Dê continuidade ao texto sobre as pensões especiais para ex-governadores de Mato Grosso do Sul, começando logo após a última frase dele.

**TRECHO DO DOCUMENTO**.
--*--

A criação de pensões especiais para ex-chefes do Poder Executivo não fere o princípio da moralidade pública, de acordo com o ministro Gilmar Mendes, vice-presidente do Supremo Tribunal Federal. Para ele, a inconstitucionalidade da lei proposta por Zeca do PT, que garantia pensão vitalícia a ex-governadores de Mato Grosso do Sul, está no fato de ter violado o princípio da divisão de poderes.

Segundo o ministro, a Emenda à Constituição do estado foi aprovada pela Assembléia Legislativa sem a participação do Poder Executivo. Por isso, é inconstitucional. Mas Gilmar Mendes defendeu que, obedecidos os trâmites regulares, a criação de pensões para ex-chefes do Poder Executivo nada tem de irregular. “Muito refleti sobre o tema e, hoje, estou convencido de que nosso sistema constitucional permite a criação de pensões especiais como esta de que estamos tratando.”

Em seu voto, o ministro discorda da interpretação da ministra Cármen Lúcia, relatora, de que a norma fere o princípio da moralidade e da impessoalidade. “O princípio da moralidade não pode servir, isoladamente, de parâmetro de controle em abstrato da constitucionalidade dos atos normativos emanados do legislador democrático”, diz Gilmar Mendes.

O ministro também diverge do argumento de que houve desrespeito ao princípio da igualdade. Para Cármen Lúcia, a pensão pretendida “desiguala não apenas os cidadãos que se submetem ao regime geral da previdência como também os que provêm cargos públicos de provimento transitório por eleição ou comissionamento”.

--*--

**DADOS EXTRAÍDOS**.
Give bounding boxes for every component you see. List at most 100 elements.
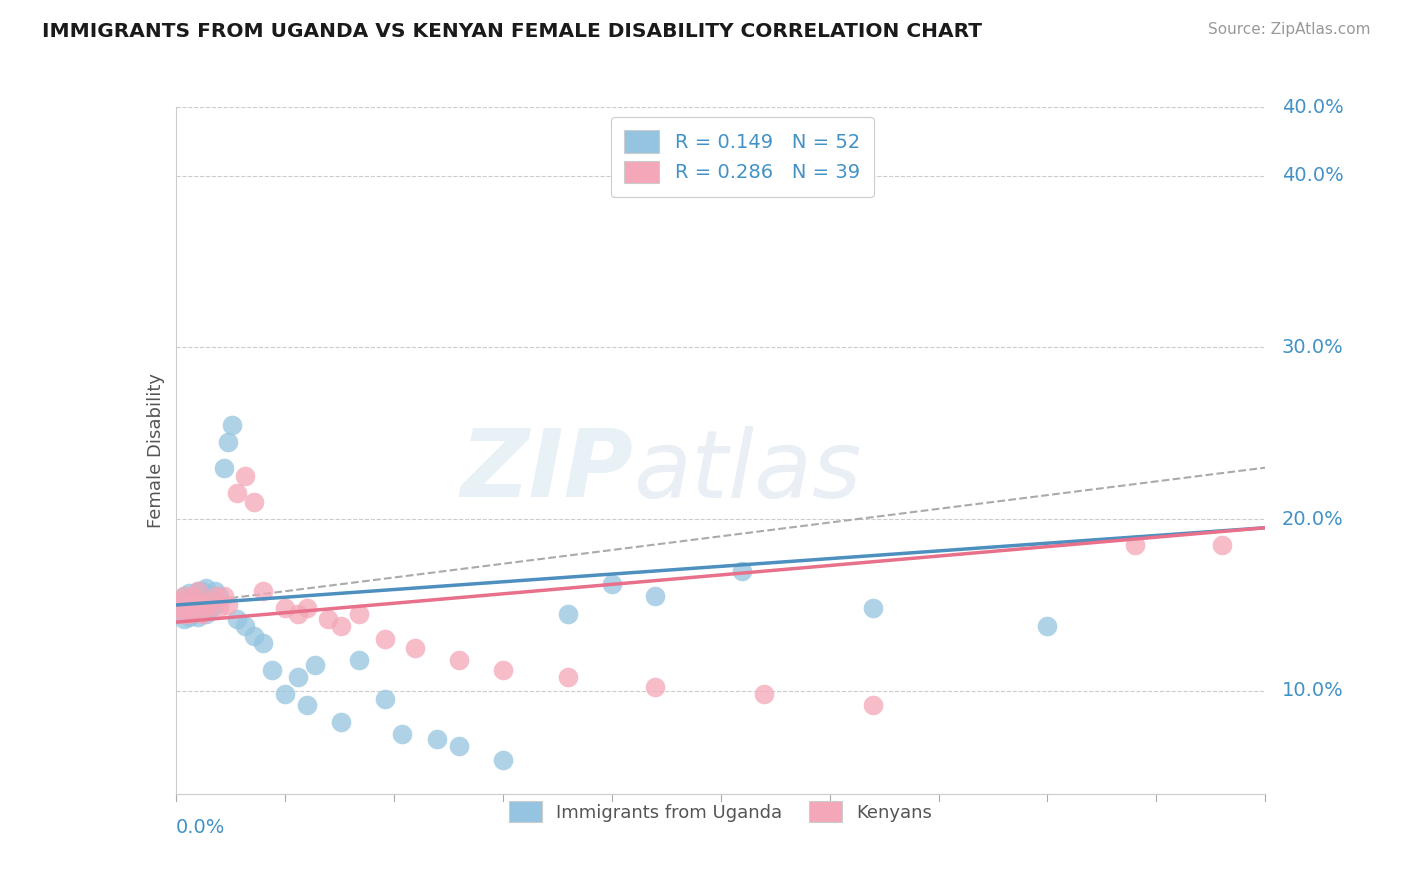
Point <box>200 594 222 608</box>
Point <box>177 610 200 624</box>
Point <box>295 698 318 712</box>
Point <box>225 486 247 500</box>
Point <box>186 594 209 608</box>
Point <box>557 670 579 684</box>
Point <box>181 598 204 612</box>
Point <box>1036 618 1059 632</box>
Point <box>186 601 209 615</box>
Point <box>287 670 309 684</box>
Point <box>195 601 218 615</box>
Point <box>252 636 274 650</box>
Point <box>295 601 318 615</box>
Point <box>405 640 427 655</box>
Point <box>177 598 200 612</box>
Point <box>274 687 297 701</box>
Point <box>181 590 204 604</box>
Point <box>177 592 200 607</box>
Point <box>217 598 239 612</box>
Point <box>181 590 204 604</box>
Text: 20.0%: 20.0% <box>1282 509 1344 529</box>
Text: 40.0%: 40.0% <box>1282 166 1344 186</box>
Point <box>173 590 195 604</box>
Point <box>330 618 353 632</box>
Text: 10.0%: 10.0% <box>1282 681 1344 700</box>
Point <box>191 584 214 599</box>
Point <box>191 607 214 621</box>
Point <box>173 590 195 604</box>
Point <box>208 590 231 604</box>
Point <box>754 687 776 701</box>
Point <box>318 612 340 626</box>
Point <box>330 714 353 729</box>
Point <box>447 653 470 667</box>
Text: ZIP: ZIP <box>461 425 633 517</box>
Point <box>200 590 222 604</box>
Point <box>347 653 370 667</box>
Point <box>347 607 370 621</box>
Text: 30.0%: 30.0% <box>1282 338 1344 357</box>
Point <box>191 603 214 617</box>
Point <box>181 601 204 615</box>
Point <box>173 607 195 621</box>
Text: IMMIGRANTS FROM UGANDA VS KENYAN FEMALE DISABILITY CORRELATION CHART: IMMIGRANTS FROM UGANDA VS KENYAN FEMALE … <box>42 22 983 41</box>
Point <box>177 586 200 600</box>
Point <box>173 598 195 612</box>
Point <box>191 598 214 612</box>
Point <box>862 698 884 712</box>
Point <box>173 598 195 612</box>
Point <box>274 601 297 615</box>
Text: 40.0%: 40.0% <box>1282 97 1344 117</box>
Point <box>447 739 470 753</box>
Point <box>221 417 243 432</box>
Point <box>243 495 266 509</box>
Point <box>600 577 623 591</box>
Text: 0.0%: 0.0% <box>176 818 225 837</box>
Point <box>186 584 209 599</box>
Point <box>204 584 226 599</box>
Point <box>644 681 666 695</box>
Point <box>200 601 222 615</box>
Point <box>374 692 396 706</box>
Point <box>217 434 239 449</box>
Point <box>492 663 515 677</box>
Point <box>391 727 413 741</box>
Point <box>225 612 247 626</box>
Point <box>169 592 191 607</box>
Point <box>195 607 218 621</box>
Point <box>1211 538 1233 552</box>
Text: atlas: atlas <box>633 425 862 516</box>
Point <box>186 610 209 624</box>
Point <box>169 594 191 608</box>
Point <box>173 612 195 626</box>
Point <box>208 601 231 615</box>
Point <box>186 594 209 608</box>
Point <box>177 607 200 621</box>
Point <box>862 601 884 615</box>
Point <box>1123 538 1146 552</box>
Legend: Immigrants from Uganda, Kenyans: Immigrants from Uganda, Kenyans <box>502 794 939 830</box>
Point <box>235 618 257 632</box>
Point <box>644 590 666 604</box>
Point <box>191 592 214 607</box>
Point <box>181 607 204 621</box>
Point <box>212 590 235 604</box>
Point <box>195 598 218 612</box>
Point <box>195 581 218 595</box>
Point <box>169 601 191 615</box>
Point <box>374 632 396 647</box>
Point <box>186 584 209 599</box>
Point <box>557 607 579 621</box>
Text: Source: ZipAtlas.com: Source: ZipAtlas.com <box>1208 22 1371 37</box>
Point <box>731 564 754 578</box>
Point <box>169 601 191 615</box>
Point <box>252 584 274 599</box>
Point <box>243 629 266 643</box>
Point <box>212 460 235 475</box>
Point <box>235 469 257 483</box>
Point <box>304 658 326 673</box>
Point <box>426 731 449 746</box>
Point <box>204 598 226 612</box>
Point <box>204 590 226 604</box>
Point <box>177 601 200 615</box>
Point <box>260 663 283 677</box>
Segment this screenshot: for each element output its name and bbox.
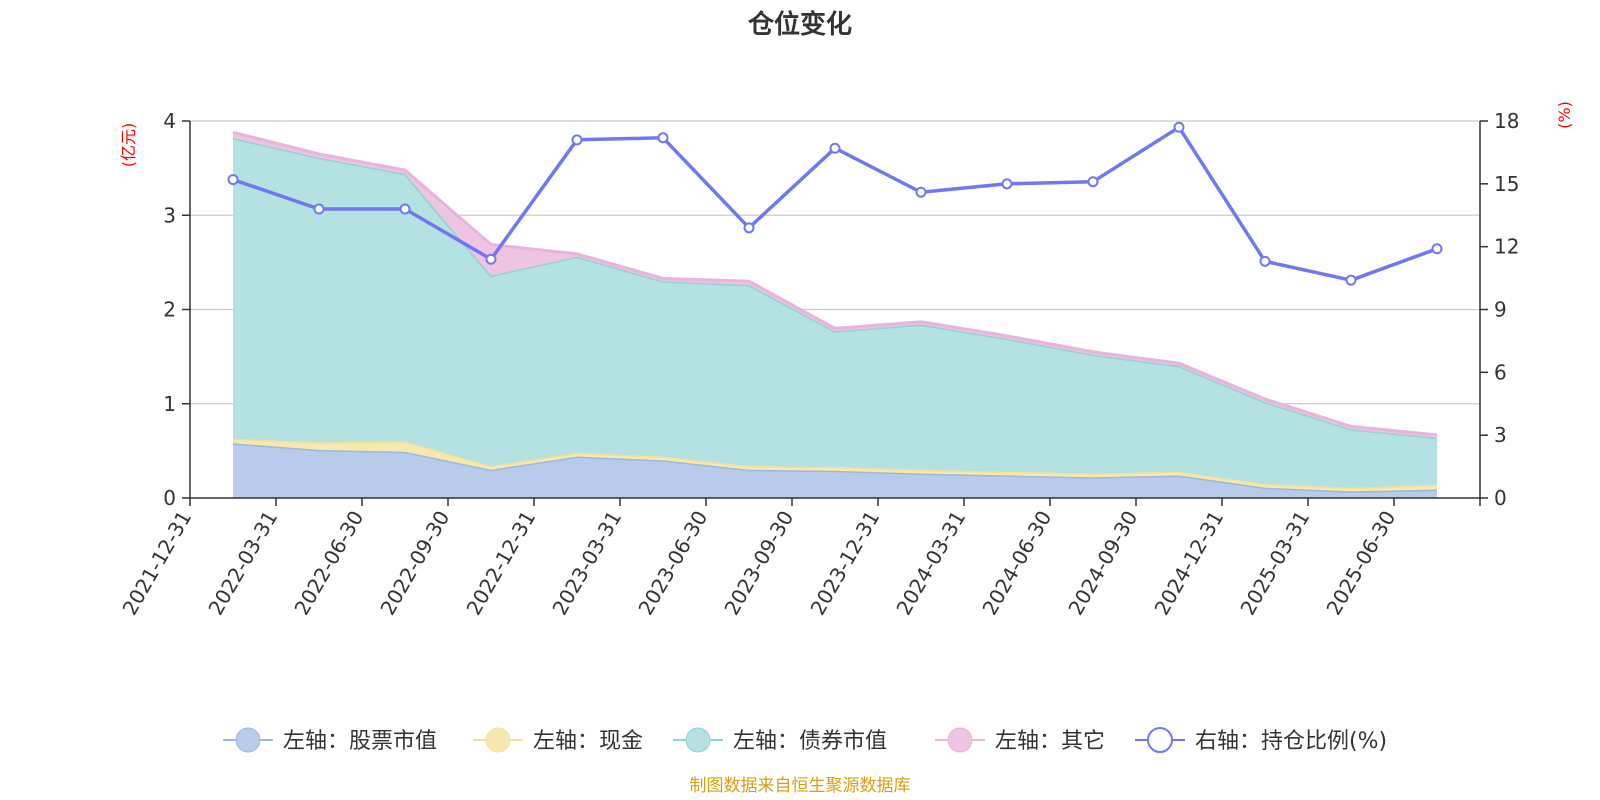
x-axis-tick-label: 2024-09-30 [1063, 507, 1142, 620]
x-axis-tick-label: 2023-12-31 [805, 507, 884, 620]
left-axis-tick-label: 4 [163, 109, 176, 133]
ratio-line-point [743, 222, 755, 234]
area-series-2 [233, 438, 1437, 492]
left-axis-tick-label: 3 [163, 203, 176, 227]
ratio-line-point [829, 142, 841, 154]
ratio-line [227, 121, 1443, 286]
x-axis-tick-label: 2021-12-31 [117, 507, 196, 620]
ratio-line-point [571, 134, 583, 146]
x-axis-tick-label: 2022-09-30 [375, 507, 454, 620]
legend-label: 左轴：债券市值 [733, 729, 887, 754]
ratio-line-point [1345, 274, 1357, 286]
x-axis-tick-label: 2022-03-31 [203, 507, 282, 620]
legend-swatch-marker [685, 727, 711, 753]
legend-label: 右轴：持仓比例(%) [1195, 729, 1387, 754]
x-axis-tick-label: 2024-12-31 [1149, 507, 1228, 620]
x-axis-tick-label: 2022-12-31 [461, 507, 540, 620]
x-axis-tick-label: 2022-06-30 [289, 507, 368, 620]
ratio-line-point [1431, 243, 1443, 255]
legend-item-4: 左轴：其它 [935, 727, 1105, 754]
legend-swatch-marker [1147, 727, 1173, 753]
right-axis-tick-label: 18 [1494, 109, 1519, 133]
legend-swatch-marker [947, 727, 973, 753]
right-axis-tick-label: 0 [1494, 486, 1507, 510]
right-axis-tick-label: 9 [1494, 298, 1507, 322]
chart-title: 仓位变化 [747, 9, 852, 40]
legend-label: 左轴：现金 [533, 729, 643, 754]
legend: 左轴：股票市值 左轴：现金 左轴：债券市值 左轴：其它 右轴：持仓比例(%) [223, 727, 1387, 754]
ratio-line-point [485, 253, 497, 265]
ratio-line-point [313, 203, 325, 215]
ratio-line-point [1001, 178, 1013, 190]
ratio-line-point [1087, 176, 1099, 188]
left-axis-tick-label: 1 [163, 392, 176, 416]
right-axis-tick-label: 12 [1494, 235, 1519, 259]
x-axis-tick-label: 2023-09-30 [719, 507, 798, 620]
left-axis-unit: (亿元) [119, 123, 138, 168]
right-axis-tick-label: 6 [1494, 360, 1507, 384]
data-source-note: 制图数据来自恒生聚源数据库 [690, 776, 911, 796]
left-axis-tick-label: 0 [163, 486, 176, 510]
x-axis-tick-label: 2025-06-30 [1321, 507, 1400, 620]
right-axis-unit: (%) [1555, 101, 1574, 129]
legend-item-3: 左轴：债券市值 [673, 727, 887, 754]
legend-item-1: 左轴：股票市值 [223, 727, 437, 754]
legend-item-2: 左轴：现金 [473, 727, 643, 754]
right-axis-tick-label: 3 [1494, 423, 1507, 447]
legend-label: 左轴：其它 [995, 729, 1105, 754]
ratio-line-point [1173, 121, 1185, 133]
x-axis-tick-label: 2023-03-31 [547, 507, 626, 620]
ratio-line-point [399, 203, 411, 215]
legend-swatch-marker [235, 727, 261, 753]
ratio-line-point [657, 132, 669, 144]
ratio-line-point [1259, 255, 1271, 267]
x-axis-tick-label: 2025-03-31 [1235, 507, 1314, 620]
stacked-areas [232, 130, 1438, 498]
area-series-4-edge [232, 130, 1438, 437]
x-axis-tick-label: 2024-06-30 [977, 507, 1056, 620]
legend-label: 左轴：股票市值 [283, 729, 437, 754]
x-axis-tick-label: 2023-06-30 [633, 507, 712, 620]
legend-item-5: 右轴：持仓比例(%) [1135, 727, 1387, 754]
legend-swatch-marker [485, 727, 511, 753]
area-series-3 [233, 138, 1437, 488]
left-axis-tick-label: 2 [163, 298, 176, 322]
area-series-1 [233, 443, 1437, 498]
area-series-4 [233, 132, 1437, 438]
right-axis-tick-label: 15 [1494, 172, 1519, 196]
ratio-line-point [915, 186, 927, 198]
ratio-line-point [227, 174, 239, 186]
x-axis-tick-label: 2024-03-31 [891, 507, 970, 620]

--*--

**RESPOSTA ESCRITA**.
Gilmar Mendes diz que os chefes do Executivo de fato merecem certas garantias. “A própria eleição, em regime democrático e num sistema de votação direta e universal, torna o representante do governo um cidadão distinto dos demais”, defende. Segundo ele, se partirmos do pressuposto de que o sistema exige tratamento desigual diante de situações desiguais, o princípio da igualdade pode ser descartado.

O resultado

O Supremo Tribunal Federal derrubou a pensão vitalícia para ex-governadores de Mato Grosso do Sul. Por dez votos a um, os ministros acolheram a Ação Direta de Inconstitucionalidade apresentada pelo Conselho Federal da OAB contra a pensão ao ex-governador do estado Zeca do PT. A aposentadoria para os ex-dirigentes foi promulgada pela Assembléia Legislativa no apagar das luzes da administração Zeca do PT em Mato Grosso do Sul. Além de vitalícia, a pensão era extensiva aos herdeiros em caso de morte.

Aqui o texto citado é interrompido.